Task directions:
From the entries below, pull out each line where "type" appears.

-- START OF Records supplied --

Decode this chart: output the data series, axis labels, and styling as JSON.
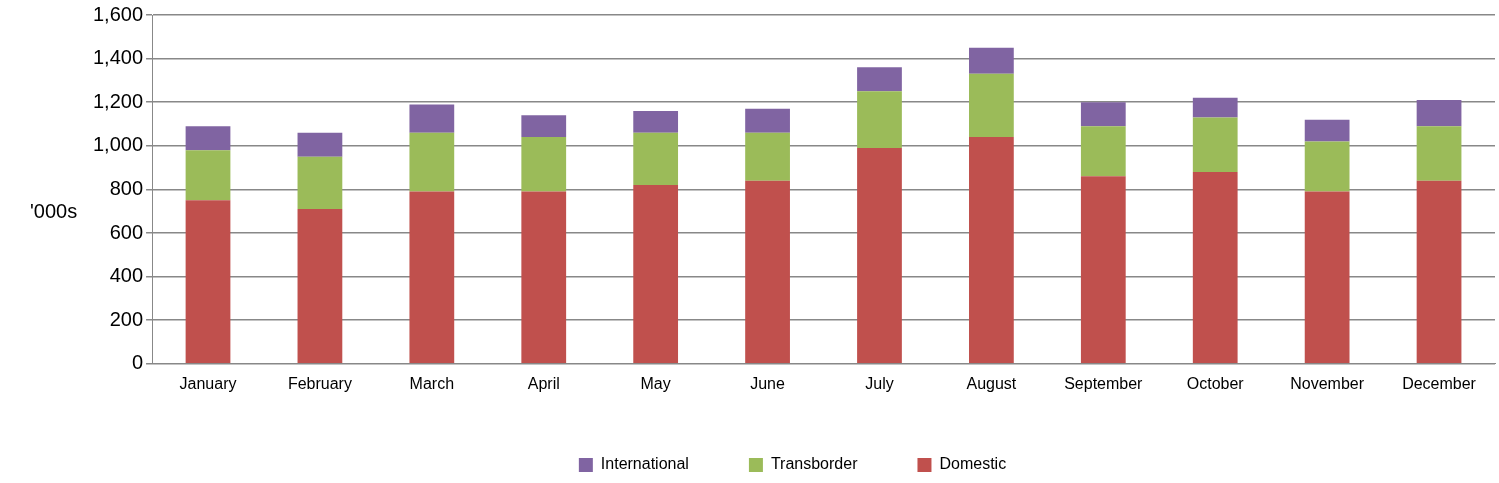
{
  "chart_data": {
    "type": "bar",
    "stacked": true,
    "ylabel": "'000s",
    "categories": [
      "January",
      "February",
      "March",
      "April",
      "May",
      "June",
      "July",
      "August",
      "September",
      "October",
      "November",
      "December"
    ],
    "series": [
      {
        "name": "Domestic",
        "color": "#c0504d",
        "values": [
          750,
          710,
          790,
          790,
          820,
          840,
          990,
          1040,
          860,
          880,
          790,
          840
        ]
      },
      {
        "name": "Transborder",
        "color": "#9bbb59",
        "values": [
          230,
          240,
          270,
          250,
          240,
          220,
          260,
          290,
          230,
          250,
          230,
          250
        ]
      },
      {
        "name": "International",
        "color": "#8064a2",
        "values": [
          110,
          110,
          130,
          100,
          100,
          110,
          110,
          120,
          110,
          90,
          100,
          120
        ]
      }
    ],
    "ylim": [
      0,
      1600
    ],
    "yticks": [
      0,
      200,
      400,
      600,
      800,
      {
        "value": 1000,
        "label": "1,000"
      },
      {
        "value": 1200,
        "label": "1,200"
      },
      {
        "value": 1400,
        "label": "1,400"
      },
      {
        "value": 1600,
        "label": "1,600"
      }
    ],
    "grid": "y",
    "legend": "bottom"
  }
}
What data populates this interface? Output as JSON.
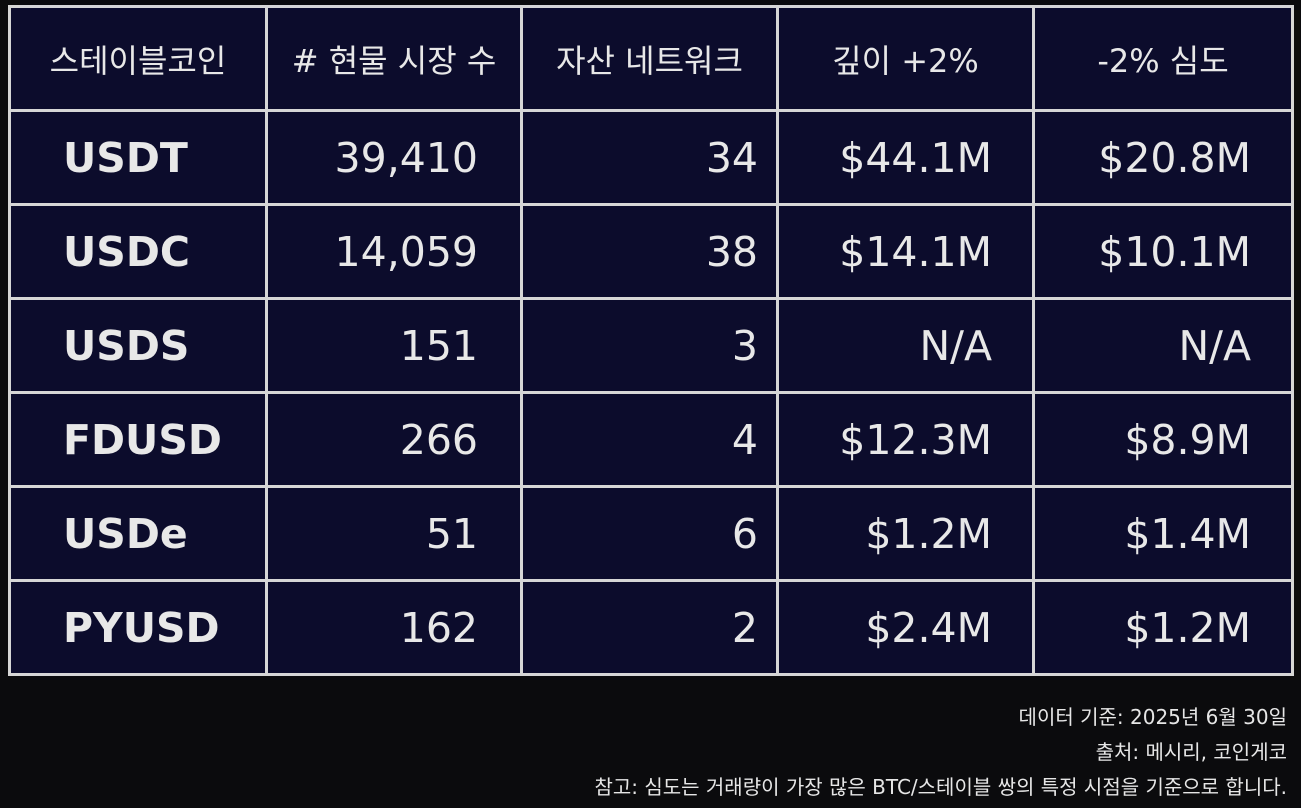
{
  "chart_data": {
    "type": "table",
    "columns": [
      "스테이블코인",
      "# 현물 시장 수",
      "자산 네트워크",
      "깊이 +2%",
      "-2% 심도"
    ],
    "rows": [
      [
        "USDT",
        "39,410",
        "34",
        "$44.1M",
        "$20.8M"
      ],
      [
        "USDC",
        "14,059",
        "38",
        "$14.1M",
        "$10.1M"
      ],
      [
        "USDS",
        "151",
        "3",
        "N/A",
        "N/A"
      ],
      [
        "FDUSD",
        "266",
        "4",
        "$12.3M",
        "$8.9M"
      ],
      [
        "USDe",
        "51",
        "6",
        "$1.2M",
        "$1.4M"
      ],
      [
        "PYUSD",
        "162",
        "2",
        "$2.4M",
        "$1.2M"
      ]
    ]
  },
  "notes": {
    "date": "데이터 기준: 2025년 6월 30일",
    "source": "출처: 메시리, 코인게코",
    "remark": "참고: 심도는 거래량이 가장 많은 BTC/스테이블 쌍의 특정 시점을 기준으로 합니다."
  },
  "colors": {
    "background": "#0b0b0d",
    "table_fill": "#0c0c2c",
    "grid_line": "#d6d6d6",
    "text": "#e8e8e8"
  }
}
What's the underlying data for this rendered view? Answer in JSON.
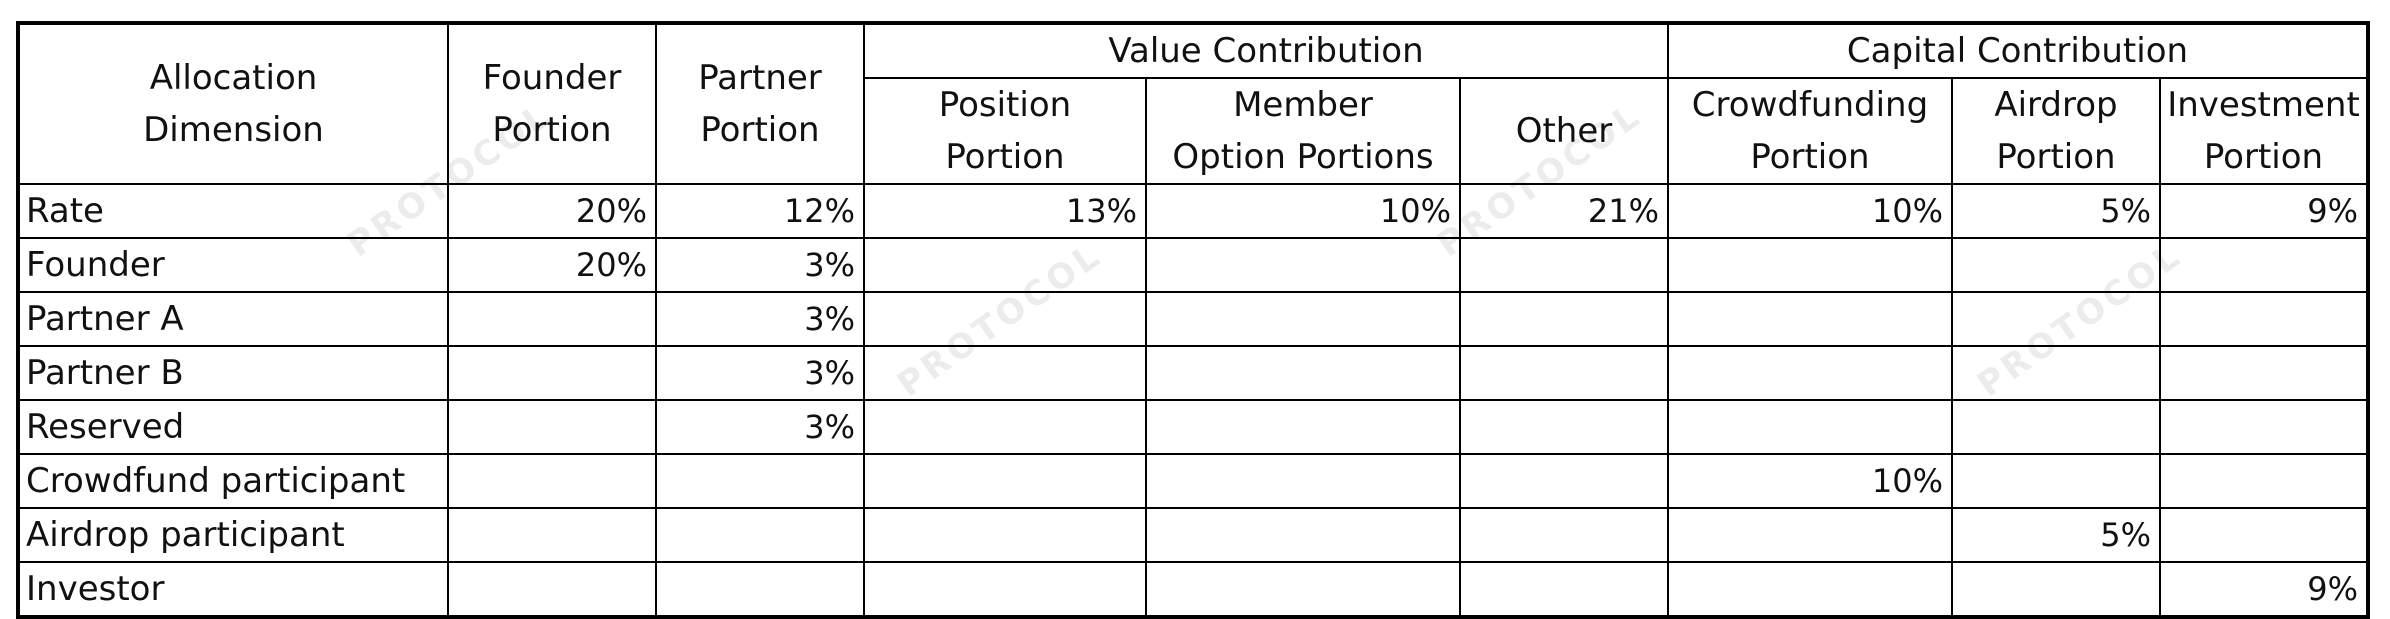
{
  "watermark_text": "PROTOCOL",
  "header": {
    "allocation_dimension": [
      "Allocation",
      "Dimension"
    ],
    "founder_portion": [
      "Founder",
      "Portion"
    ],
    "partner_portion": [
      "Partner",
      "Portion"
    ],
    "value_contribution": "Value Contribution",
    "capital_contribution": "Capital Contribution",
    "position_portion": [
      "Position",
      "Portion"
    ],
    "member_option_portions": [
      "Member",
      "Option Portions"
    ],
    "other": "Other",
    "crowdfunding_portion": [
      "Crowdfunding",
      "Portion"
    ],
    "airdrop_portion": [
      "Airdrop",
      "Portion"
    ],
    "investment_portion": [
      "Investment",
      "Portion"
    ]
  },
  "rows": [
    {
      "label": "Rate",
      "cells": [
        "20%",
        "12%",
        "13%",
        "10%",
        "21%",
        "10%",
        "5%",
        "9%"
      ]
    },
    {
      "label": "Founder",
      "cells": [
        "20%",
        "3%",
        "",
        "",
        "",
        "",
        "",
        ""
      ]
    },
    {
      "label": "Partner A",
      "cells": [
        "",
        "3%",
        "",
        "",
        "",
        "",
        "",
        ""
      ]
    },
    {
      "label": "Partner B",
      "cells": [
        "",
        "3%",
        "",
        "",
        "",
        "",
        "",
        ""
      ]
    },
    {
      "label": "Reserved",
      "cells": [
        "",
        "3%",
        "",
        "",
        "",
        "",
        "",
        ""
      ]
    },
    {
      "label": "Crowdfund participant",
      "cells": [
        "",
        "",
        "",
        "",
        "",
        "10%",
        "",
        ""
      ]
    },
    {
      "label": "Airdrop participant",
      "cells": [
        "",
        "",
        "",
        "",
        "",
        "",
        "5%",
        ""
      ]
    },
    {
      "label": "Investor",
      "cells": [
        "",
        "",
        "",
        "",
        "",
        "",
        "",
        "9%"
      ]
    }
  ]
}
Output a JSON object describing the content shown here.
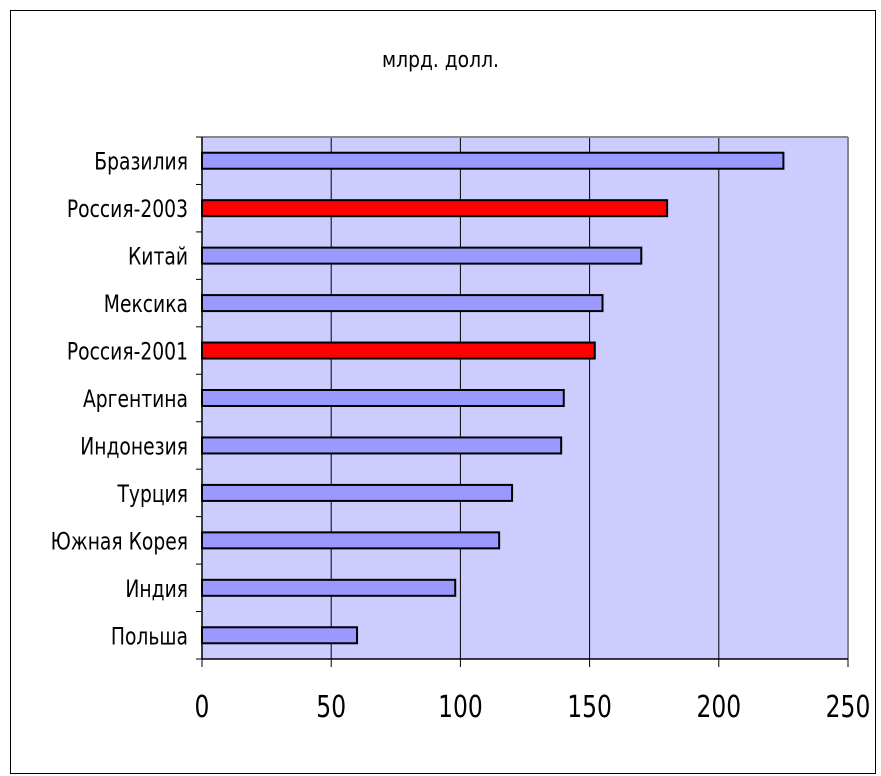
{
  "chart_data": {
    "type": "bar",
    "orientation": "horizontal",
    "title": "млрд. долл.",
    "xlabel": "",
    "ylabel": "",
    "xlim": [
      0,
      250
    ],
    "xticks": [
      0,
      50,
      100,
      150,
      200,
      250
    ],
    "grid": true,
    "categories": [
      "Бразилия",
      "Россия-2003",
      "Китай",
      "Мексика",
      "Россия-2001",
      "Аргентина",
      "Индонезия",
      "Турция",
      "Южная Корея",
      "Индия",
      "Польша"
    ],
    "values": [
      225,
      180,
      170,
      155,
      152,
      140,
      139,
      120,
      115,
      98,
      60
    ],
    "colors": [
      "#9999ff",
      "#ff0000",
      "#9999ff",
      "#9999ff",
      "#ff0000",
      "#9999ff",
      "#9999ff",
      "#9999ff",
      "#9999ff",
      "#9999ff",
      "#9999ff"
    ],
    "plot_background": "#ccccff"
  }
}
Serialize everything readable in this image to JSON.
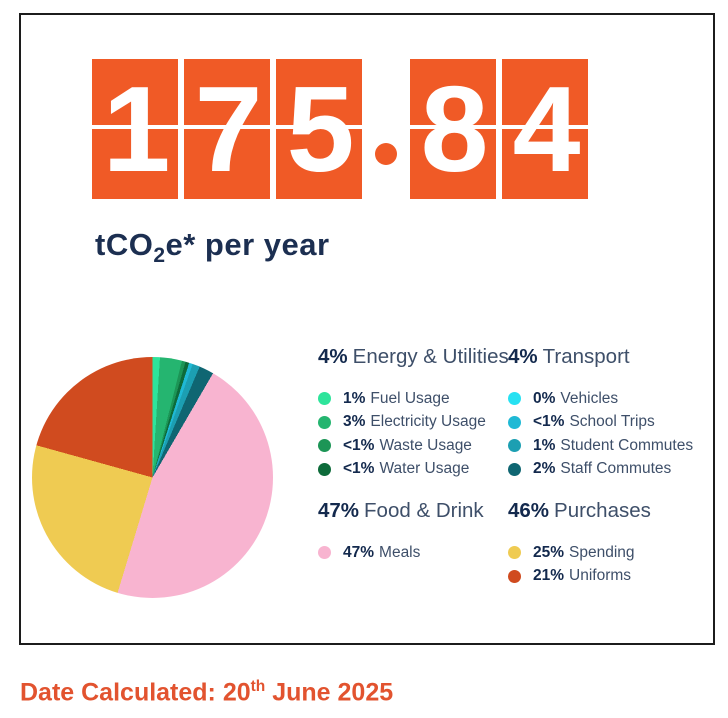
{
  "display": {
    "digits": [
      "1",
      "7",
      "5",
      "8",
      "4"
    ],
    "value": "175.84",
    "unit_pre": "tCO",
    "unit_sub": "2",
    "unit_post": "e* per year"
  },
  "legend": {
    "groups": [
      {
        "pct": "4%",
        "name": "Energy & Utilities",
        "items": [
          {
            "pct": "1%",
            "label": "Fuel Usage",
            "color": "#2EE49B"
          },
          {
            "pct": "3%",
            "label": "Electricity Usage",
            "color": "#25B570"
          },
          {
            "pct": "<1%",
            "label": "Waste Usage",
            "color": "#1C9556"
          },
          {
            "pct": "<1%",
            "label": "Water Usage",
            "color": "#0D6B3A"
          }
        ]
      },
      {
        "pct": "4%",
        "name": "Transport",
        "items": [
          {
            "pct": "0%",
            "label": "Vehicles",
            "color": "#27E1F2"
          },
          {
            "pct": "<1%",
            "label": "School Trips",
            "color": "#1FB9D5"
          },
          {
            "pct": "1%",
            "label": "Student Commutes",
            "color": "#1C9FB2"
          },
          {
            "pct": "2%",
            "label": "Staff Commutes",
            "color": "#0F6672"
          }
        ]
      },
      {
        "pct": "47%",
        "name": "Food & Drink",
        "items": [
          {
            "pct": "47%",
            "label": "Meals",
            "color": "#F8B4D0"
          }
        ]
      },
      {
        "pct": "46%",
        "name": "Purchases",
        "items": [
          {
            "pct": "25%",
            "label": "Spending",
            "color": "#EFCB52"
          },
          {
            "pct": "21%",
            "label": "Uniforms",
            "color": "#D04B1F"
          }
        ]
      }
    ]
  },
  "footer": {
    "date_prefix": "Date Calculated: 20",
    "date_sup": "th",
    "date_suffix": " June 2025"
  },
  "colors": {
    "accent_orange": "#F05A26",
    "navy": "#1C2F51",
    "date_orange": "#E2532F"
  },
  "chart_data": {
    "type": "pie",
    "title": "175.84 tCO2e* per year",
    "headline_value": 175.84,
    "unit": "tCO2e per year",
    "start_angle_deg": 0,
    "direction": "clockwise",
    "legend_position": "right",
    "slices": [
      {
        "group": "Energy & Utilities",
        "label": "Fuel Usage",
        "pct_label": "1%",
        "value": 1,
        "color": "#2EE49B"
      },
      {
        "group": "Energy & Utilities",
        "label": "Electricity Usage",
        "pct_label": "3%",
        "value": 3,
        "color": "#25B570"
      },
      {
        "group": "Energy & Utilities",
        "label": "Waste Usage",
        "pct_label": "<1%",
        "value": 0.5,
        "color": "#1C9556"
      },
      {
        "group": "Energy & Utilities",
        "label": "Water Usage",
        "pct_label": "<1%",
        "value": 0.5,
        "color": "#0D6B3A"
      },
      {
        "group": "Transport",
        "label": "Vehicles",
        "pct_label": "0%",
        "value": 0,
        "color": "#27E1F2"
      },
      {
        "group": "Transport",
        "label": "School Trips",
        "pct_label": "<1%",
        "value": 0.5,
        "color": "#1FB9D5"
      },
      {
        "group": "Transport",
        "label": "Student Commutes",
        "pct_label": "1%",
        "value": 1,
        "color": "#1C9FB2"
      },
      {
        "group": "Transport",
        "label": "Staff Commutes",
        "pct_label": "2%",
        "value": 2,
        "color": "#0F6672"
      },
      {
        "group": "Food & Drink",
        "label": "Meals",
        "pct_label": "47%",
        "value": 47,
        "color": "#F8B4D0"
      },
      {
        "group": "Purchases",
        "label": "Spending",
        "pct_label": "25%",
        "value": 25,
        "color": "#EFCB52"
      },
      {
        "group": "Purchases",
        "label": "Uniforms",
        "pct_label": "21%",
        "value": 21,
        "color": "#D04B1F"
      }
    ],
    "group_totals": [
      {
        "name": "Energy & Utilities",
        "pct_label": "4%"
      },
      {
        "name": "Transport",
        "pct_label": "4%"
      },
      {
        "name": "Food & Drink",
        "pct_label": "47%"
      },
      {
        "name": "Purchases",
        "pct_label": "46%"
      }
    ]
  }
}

-- END OF Records supplied --

Written answer:
    "type": "bar",
    "type": "table",
    "type": "bar",
    "type": "pie",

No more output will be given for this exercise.